What you need to do - What follows is a set of records; restate each one word for word and drop the pictures.

[Saved data entries]
********************

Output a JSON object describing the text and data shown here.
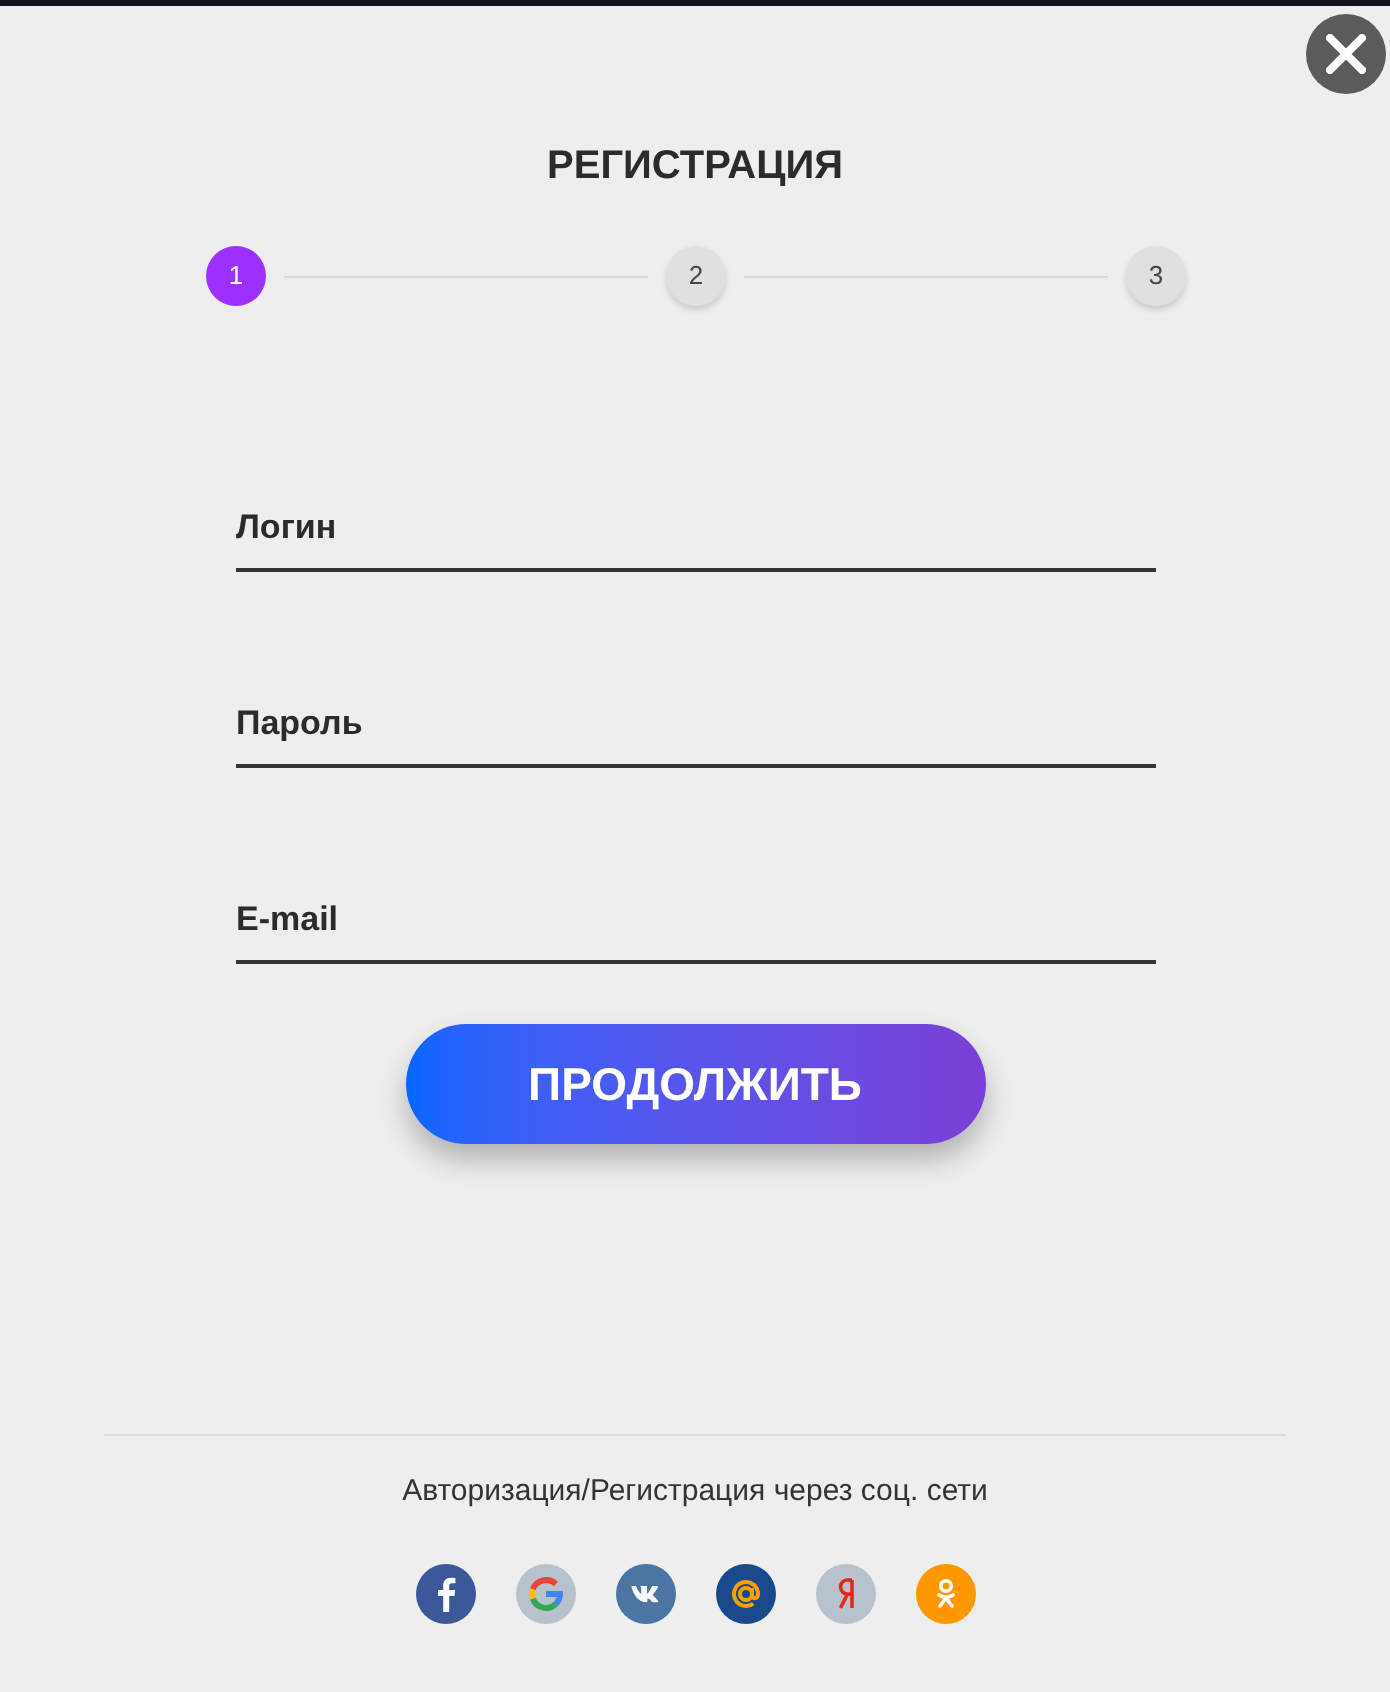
{
  "title": "РЕГИСТРАЦИЯ",
  "steps": [
    {
      "label": "1",
      "selected": true
    },
    {
      "label": "2",
      "selected": false
    },
    {
      "label": "3",
      "selected": false
    }
  ],
  "fields": [
    {
      "placeholder": "Логин"
    },
    {
      "placeholder": "Пароль"
    },
    {
      "placeholder": "E-mail"
    }
  ],
  "continue_button": {
    "label": "ПРОДОЛЖИТЬ"
  },
  "social_login": {
    "caption": "Авторизация/Регистрация через соц. сети",
    "providers": [
      {
        "kind": "facebook",
        "color": "#3b5998"
      },
      {
        "kind": "google",
        "color": "#b8c2cc"
      },
      {
        "kind": "vk",
        "color": "#4c75a3"
      },
      {
        "kind": "mail",
        "color": "#1b4a8c"
      },
      {
        "kind": "yandex",
        "color": "#b8c2cc"
      },
      {
        "kind": "ok",
        "color": "#ff9800"
      }
    ]
  }
}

********************

Solution for this task -
Output a JSON object describing the text and data shown here.
{
  "title": "РЕГИСТРАЦИЯ",
  "steps": [
    {
      "label": "1",
      "selected": true
    },
    {
      "label": "2",
      "selected": false
    },
    {
      "label": "3",
      "selected": false
    }
  ],
  "fields": [
    {
      "placeholder": "Логин"
    },
    {
      "placeholder": "Пароль"
    },
    {
      "placeholder": "E-mail"
    }
  ],
  "continue_button": {
    "label": "ПРОДОЛЖИТЬ"
  },
  "social_login": {
    "caption": "Авторизация/Регистрация через соц. сети",
    "providers": [
      {
        "kind": "facebook",
        "color": "#3b5998"
      },
      {
        "kind": "google",
        "color": "#b8c2cc"
      },
      {
        "kind": "vk",
        "color": "#4c75a3"
      },
      {
        "kind": "mail",
        "color": "#1b4a8c"
      },
      {
        "kind": "yandex",
        "color": "#b8c2cc"
      },
      {
        "kind": "ok",
        "color": "#ff9800"
      }
    ]
  }
}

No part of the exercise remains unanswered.